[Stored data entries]
++++

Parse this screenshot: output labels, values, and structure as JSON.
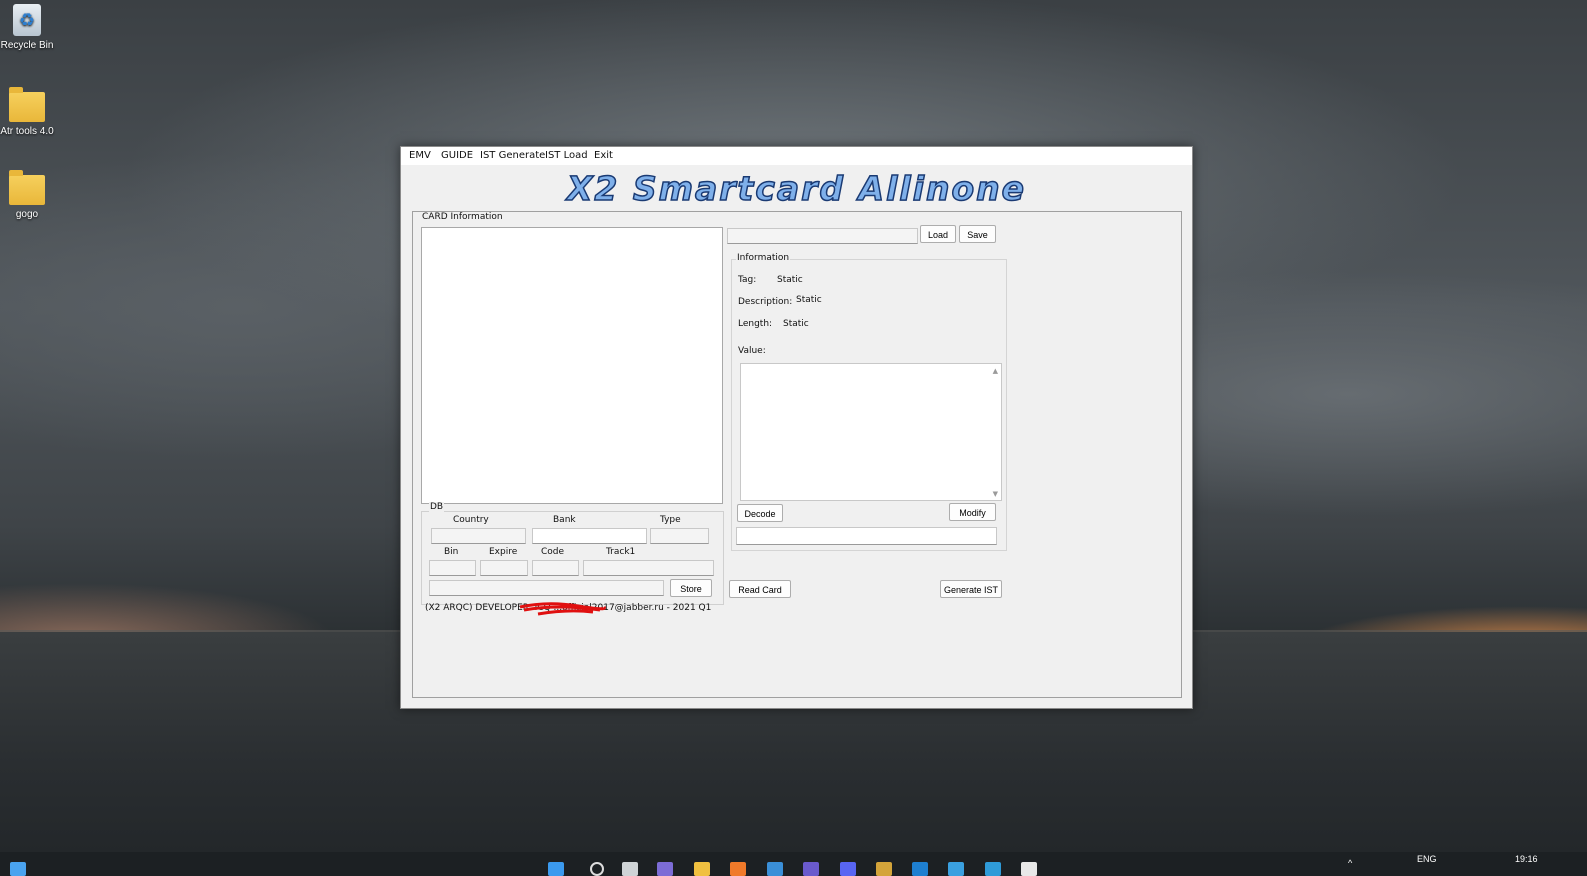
{
  "desktop": {
    "icons": [
      {
        "label": "Recycle Bin"
      },
      {
        "label": "Atr tools 4.0"
      },
      {
        "label": "gogo"
      }
    ]
  },
  "app": {
    "menu": [
      "EMV",
      "GUIDE",
      "IST Generate",
      "IST Load",
      "Exit"
    ],
    "title": "X2 Smartcard Allinone",
    "card_group_label": "CARD Information",
    "db": {
      "group_label": "DB",
      "country_label": "Country",
      "bank_label": "Bank",
      "type_label": "Type",
      "bin_label": "Bin",
      "expire_label": "Expire",
      "code_label": "Code",
      "track1_label": "Track1",
      "store_button": "Store"
    },
    "load_button": "Load",
    "save_button": "Save",
    "information": {
      "group_label": "Information",
      "tag_label": "Tag:",
      "tag_value": "Static",
      "description_label": "Description:",
      "description_value": "Static",
      "length_label": "Length:",
      "length_value": "Static",
      "value_label": "Value:"
    },
    "decode_button": "Decode",
    "modify_button": "Modify",
    "read_card_button": "Read Card",
    "generate_ist_button": "Generate IST",
    "footer": "(X2 ARQC) DEVELOPER: ICQ ...official2017@jabber.ru - 2021 Q1"
  },
  "taskbar": {
    "language": "ENG",
    "time": "19:16"
  }
}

++++

Copy out every line of the listing that contains the string "Static".

      "tag_value": "Static",
      "description_value": "Static",
      "length_value": "Static",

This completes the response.